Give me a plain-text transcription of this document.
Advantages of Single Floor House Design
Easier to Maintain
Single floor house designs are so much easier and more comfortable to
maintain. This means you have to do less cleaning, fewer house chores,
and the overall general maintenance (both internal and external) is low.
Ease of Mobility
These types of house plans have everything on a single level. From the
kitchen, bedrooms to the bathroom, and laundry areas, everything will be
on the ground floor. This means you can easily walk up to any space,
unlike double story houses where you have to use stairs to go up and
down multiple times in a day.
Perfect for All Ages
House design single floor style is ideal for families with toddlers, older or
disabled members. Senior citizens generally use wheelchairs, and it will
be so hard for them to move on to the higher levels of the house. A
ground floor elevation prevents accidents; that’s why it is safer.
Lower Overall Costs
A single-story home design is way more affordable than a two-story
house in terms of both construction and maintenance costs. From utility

────

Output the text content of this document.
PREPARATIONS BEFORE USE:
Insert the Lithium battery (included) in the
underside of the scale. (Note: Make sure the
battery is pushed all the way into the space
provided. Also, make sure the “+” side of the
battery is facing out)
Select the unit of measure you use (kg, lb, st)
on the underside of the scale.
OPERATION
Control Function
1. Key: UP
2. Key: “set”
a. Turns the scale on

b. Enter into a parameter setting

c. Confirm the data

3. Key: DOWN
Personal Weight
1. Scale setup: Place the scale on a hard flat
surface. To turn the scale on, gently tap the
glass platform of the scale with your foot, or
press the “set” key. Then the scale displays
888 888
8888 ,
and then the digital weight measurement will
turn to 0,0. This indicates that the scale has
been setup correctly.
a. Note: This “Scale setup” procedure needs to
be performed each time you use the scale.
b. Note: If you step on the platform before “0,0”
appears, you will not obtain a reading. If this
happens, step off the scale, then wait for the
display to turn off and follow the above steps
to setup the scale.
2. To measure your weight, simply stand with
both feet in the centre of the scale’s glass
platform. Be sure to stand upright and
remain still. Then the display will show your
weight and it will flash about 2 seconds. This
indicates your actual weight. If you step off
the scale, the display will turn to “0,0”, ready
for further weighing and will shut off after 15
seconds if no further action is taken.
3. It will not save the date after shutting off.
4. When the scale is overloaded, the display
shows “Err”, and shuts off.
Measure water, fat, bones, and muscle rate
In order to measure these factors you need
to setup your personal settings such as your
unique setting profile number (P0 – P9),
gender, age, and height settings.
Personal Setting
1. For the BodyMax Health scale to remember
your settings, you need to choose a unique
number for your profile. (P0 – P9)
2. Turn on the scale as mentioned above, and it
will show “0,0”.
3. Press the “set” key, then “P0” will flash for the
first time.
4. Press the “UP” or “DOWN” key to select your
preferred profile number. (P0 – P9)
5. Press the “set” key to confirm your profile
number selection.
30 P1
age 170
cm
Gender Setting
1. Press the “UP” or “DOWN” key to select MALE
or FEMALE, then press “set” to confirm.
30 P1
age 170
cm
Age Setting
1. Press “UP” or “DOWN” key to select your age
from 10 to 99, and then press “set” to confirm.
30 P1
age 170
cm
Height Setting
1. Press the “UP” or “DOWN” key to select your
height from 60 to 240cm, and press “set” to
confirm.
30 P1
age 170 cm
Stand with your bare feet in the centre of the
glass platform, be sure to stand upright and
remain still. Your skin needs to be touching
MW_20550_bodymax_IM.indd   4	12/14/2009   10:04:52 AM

────

From the entries above, copy out every line where the string "Note" appears.

underside of the scale. (Note: Make sure the
a. Note: This “Scale setup” procedure needs to
b. Note: If you step on the platform before “0,0”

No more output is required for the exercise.